■ Set exercise
Could you print all the entries exactly?

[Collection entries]
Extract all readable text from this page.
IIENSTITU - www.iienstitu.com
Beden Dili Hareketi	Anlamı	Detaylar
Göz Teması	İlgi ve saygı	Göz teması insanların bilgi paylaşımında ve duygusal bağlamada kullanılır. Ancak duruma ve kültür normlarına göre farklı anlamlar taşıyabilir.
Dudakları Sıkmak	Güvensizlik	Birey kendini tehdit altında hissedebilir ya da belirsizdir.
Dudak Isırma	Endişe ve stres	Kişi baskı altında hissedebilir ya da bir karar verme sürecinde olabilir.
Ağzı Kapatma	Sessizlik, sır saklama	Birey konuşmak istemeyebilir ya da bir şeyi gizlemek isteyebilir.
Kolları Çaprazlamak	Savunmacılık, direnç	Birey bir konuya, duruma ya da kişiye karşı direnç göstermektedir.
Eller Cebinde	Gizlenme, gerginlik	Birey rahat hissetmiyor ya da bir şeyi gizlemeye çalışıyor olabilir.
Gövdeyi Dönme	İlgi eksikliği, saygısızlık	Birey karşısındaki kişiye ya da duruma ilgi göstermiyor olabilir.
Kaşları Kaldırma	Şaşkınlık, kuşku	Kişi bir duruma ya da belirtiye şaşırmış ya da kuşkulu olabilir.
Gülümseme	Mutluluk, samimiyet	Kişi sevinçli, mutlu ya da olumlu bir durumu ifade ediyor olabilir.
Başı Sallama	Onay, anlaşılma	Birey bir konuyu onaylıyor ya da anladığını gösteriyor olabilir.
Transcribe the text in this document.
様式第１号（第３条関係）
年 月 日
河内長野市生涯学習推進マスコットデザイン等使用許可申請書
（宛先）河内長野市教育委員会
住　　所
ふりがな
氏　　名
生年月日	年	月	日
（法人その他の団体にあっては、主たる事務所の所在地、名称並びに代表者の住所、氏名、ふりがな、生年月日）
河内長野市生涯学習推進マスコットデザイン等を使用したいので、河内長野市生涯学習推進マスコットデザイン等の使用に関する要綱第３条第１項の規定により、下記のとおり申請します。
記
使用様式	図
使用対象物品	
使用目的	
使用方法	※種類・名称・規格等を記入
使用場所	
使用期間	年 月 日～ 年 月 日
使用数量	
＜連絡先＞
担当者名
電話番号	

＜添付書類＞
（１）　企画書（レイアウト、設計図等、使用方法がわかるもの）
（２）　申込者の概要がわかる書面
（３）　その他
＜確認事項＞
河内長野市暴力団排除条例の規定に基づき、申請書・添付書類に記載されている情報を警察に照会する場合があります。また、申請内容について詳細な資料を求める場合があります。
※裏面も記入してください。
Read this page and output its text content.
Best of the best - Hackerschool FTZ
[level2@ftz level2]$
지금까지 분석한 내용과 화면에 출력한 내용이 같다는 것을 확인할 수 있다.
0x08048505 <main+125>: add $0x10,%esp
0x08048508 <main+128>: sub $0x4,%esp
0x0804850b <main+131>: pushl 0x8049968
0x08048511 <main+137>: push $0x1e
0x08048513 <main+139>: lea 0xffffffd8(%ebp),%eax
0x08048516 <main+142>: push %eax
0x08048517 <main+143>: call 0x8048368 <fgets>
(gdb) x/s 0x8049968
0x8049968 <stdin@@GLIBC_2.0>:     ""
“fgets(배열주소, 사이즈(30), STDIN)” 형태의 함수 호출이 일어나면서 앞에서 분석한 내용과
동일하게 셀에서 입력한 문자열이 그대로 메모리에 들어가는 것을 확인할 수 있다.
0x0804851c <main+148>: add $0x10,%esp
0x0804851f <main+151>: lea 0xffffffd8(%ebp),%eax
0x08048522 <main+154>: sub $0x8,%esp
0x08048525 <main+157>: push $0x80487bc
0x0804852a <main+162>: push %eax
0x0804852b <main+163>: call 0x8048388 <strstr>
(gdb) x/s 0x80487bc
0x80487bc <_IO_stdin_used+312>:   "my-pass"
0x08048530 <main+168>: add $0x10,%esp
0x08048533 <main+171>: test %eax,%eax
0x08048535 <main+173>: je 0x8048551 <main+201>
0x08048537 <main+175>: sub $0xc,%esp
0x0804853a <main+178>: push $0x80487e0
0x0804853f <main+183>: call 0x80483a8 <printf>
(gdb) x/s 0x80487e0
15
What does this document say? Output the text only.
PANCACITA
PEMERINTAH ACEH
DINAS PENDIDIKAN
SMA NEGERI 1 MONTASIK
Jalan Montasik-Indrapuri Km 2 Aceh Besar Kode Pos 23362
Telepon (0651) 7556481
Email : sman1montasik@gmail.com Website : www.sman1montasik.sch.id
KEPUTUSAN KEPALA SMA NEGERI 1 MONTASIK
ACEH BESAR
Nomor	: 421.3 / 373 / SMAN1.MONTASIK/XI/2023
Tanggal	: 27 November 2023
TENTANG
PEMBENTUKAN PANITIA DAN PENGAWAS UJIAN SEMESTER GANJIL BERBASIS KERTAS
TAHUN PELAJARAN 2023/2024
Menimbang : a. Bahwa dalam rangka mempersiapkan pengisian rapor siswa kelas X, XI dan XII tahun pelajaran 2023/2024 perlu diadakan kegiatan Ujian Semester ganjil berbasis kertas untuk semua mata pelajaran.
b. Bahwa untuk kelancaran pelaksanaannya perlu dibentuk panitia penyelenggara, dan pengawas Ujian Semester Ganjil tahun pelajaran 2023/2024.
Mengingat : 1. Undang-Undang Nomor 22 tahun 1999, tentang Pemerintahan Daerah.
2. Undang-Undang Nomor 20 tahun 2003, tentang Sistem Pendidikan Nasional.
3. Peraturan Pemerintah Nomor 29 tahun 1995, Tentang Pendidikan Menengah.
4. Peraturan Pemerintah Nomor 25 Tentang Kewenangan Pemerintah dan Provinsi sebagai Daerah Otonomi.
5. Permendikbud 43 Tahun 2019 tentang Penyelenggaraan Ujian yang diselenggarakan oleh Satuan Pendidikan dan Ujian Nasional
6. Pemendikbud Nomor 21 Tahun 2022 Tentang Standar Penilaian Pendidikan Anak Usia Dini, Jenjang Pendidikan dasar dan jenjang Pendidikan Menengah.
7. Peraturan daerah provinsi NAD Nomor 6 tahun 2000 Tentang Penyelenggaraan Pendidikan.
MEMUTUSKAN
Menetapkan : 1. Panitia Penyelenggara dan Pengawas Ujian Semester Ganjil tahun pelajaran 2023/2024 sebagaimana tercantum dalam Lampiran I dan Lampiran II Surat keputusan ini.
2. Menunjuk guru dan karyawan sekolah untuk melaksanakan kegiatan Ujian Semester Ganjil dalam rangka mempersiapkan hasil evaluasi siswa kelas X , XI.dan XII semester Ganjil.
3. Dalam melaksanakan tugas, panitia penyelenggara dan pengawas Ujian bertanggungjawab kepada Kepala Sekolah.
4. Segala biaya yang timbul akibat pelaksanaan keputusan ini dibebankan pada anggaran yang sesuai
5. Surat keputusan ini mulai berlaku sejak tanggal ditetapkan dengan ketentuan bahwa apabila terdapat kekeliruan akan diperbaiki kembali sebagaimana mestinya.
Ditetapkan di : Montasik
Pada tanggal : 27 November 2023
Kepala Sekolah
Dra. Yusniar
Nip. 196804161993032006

■ The answer
Extract all readable text from this page.
IIENSTITU - www.iienstitu.com
Beden Dili Hareketi	Anlamı	Detaylar
Göz Teması	İlgi ve saygı	Göz teması insanların bilgi paylaşımında ve duygusal bağlamada kullanılır. Ancak duruma ve kültür normlarına göre farklı anlamlar taşıyabilir.
Dudakları Sıkmak	Güvensizlik	Birey kendini tehdit altında hissedebilir ya da belirsizdir.
Dudak Isırma	Endişe ve stres	Kişi baskı altında hissedebilir ya da bir karar verme sürecinde olabilir.
Ağzı Kapatma	Sessizlik, sır saklama	Birey konuşmak istemeyebilir ya da bir şeyi gizlemek isteyebilir.
Kolları Çaprazlamak	Savunmacılık, direnç	Birey bir konuya, duruma ya da kişiye karşı direnç göstermektedir.
Eller Cebinde	Gizlenme, gerginlik	Birey rahat hissetmiyor ya da bir şeyi gizlemeye çalışıyor olabilir.
Gövdeyi Dönme	İlgi eksikliği, saygısızlık	Birey karşısındaki kişiye ya da duruma ilgi göstermiyor olabilir.
Kaşları Kaldırma	Şaşkınlık, kuşku	Kişi bir duruma ya da belirtiye şaşırmış ya da kuşkulu olabilir.
Gülümseme	Mutluluk, samimiyet	Kişi sevinçli, mutlu ya da olumlu bir durumu ifade ediyor olabilir.
Başı Sallama	Onay, anlaşılma	Birey bir konuyu onaylıyor ya da anladığını gösteriyor olabilir.
Transcribe the text in this document.
様式第１号（第３条関係）
年 月 日
河内長野市生涯学習推進マスコットデザイン等使用許可申請書
（宛先）河内長野市教育委員会
住　　所
ふりがな
氏　　名
生年月日	年	月	日
（法人その他の団体にあっては、主たる事務所の所在地、名称並びに代表者の住所、氏名、ふりがな、生年月日）
河内長野市生涯学習推進マスコットデザイン等を使用したいので、河内長野市生涯学習推進マスコットデザイン等の使用に関する要綱第３条第１項の規定により、下記のとおり申請します。
記
使用様式	図
使用対象物品	
使用目的	
使用方法	※種類・名称・規格等を記入
使用場所	
使用期間	年 月 日～ 年 月 日
使用数量	
＜連絡先＞
担当者名
電話番号	

＜添付書類＞
（１）　企画書（レイアウト、設計図等、使用方法がわかるもの）
（２）　申込者の概要がわかる書面
（３）　その他
＜確認事項＞
河内長野市暴力団排除条例の規定に基づき、申請書・添付書類に記載されている情報を警察に照会する場合があります。また、申請内容について詳細な資料を求める場合があります。
※裏面も記入してください。
Read this page and output its text content.
Best of the best - Hackerschool FTZ
[level2@ftz level2]$
지금까지 분석한 내용과 화면에 출력한 내용이 같다는 것을 확인할 수 있다.
0x08048505 <main+125>: add $0x10,%esp
0x08048508 <main+128>: sub $0x4,%esp
0x0804850b <main+131>: pushl 0x8049968
0x08048511 <main+137>: push $0x1e
0x08048513 <main+139>: lea 0xffffffd8(%ebp),%eax
0x08048516 <main+142>: push %eax
0x08048517 <main+143>: call 0x8048368 <fgets>
(gdb) x/s 0x8049968
0x8049968 <stdin@@GLIBC_2.0>:     ""
“fgets(배열주소, 사이즈(30), STDIN)” 형태의 함수 호출이 일어나면서 앞에서 분석한 내용과
동일하게 셀에서 입력한 문자열이 그대로 메모리에 들어가는 것을 확인할 수 있다.
0x0804851c <main+148>: add $0x10,%esp
0x0804851f <main+151>: lea 0xffffffd8(%ebp),%eax
0x08048522 <main+154>: sub $0x8,%esp
0x08048525 <main+157>: push $0x80487bc
0x0804852a <main+162>: push %eax
0x0804852b <main+163>: call 0x8048388 <strstr>
(gdb) x/s 0x80487bc
0x80487bc <_IO_stdin_used+312>:   "my-pass"
0x08048530 <main+168>: add $0x10,%esp
0x08048533 <main+171>: test %eax,%eax
0x08048535 <main+173>: je 0x8048551 <main+201>
0x08048537 <main+175>: sub $0xc,%esp
0x0804853a <main+178>: push $0x80487e0
0x0804853f <main+183>: call 0x80483a8 <printf>
(gdb) x/s 0x80487e0
15
What does this document say? Output the text only.
PANCACITA
PEMERINTAH ACEH
DINAS PENDIDIKAN
SMA NEGERI 1 MONTASIK
Jalan Montasik-Indrapuri Km 2 Aceh Besar Kode Pos 23362
Telepon (0651) 7556481
Email : sman1montasik@gmail.com Website : www.sman1montasik.sch.id
KEPUTUSAN KEPALA SMA NEGERI 1 MONTASIK
ACEH BESAR
Nomor	: 421.3 / 373 / SMAN1.MONTASIK/XI/2023
Tanggal	: 27 November 2023
TENTANG
PEMBENTUKAN PANITIA DAN PENGAWAS UJIAN SEMESTER GANJIL BERBASIS KERTAS
TAHUN PELAJARAN 2023/2024
Menimbang : a. Bahwa dalam rangka mempersiapkan pengisian rapor siswa kelas X, XI dan XII tahun pelajaran 2023/2024 perlu diadakan kegiatan Ujian Semester ganjil berbasis kertas untuk semua mata pelajaran.
b. Bahwa untuk kelancaran pelaksanaannya perlu dibentuk panitia penyelenggara, dan pengawas Ujian Semester Ganjil tahun pelajaran 2023/2024.
Mengingat : 1. Undang-Undang Nomor 22 tahun 1999, tentang Pemerintahan Daerah.
2. Undang-Undang Nomor 20 tahun 2003, tentang Sistem Pendidikan Nasional.
3. Peraturan Pemerintah Nomor 29 tahun 1995, Tentang Pendidikan Menengah.
4. Peraturan Pemerintah Nomor 25 Tentang Kewenangan Pemerintah dan Provinsi sebagai Daerah Otonomi.
5. Permendikbud 43 Tahun 2019 tentang Penyelenggaraan Ujian yang diselenggarakan oleh Satuan Pendidikan dan Ujian Nasional
6. Pemendikbud Nomor 21 Tahun 2022 Tentang Standar Penilaian Pendidikan Anak Usia Dini, Jenjang Pendidikan dasar dan jenjang Pendidikan Menengah.
7. Peraturan daerah provinsi NAD Nomor 6 tahun 2000 Tentang Penyelenggaraan Pendidikan.
MEMUTUSKAN
Menetapkan : 1. Panitia Penyelenggara dan Pengawas Ujian Semester Ganjil tahun pelajaran 2023/2024 sebagaimana tercantum dalam Lampiran I dan Lampiran II Surat keputusan ini.
2. Menunjuk guru dan karyawan sekolah untuk melaksanakan kegiatan Ujian Semester Ganjil dalam rangka mempersiapkan hasil evaluasi siswa kelas X , XI.dan XII semester Ganjil.
3. Dalam melaksanakan tugas, panitia penyelenggara dan pengawas Ujian bertanggungjawab kepada Kepala Sekolah.
4. Segala biaya yang timbul akibat pelaksanaan keputusan ini dibebankan pada anggaran yang sesuai
5. Surat keputusan ini mulai berlaku sejak tanggal ditetapkan dengan ketentuan bahwa apabila terdapat kekeliruan akan diperbaiki kembali sebagaimana mestinya.
Ditetapkan di : Montasik
Pada tanggal : 27 November 2023
Kepala Sekolah
Dra. Yusniar
Nip. 196804161993032006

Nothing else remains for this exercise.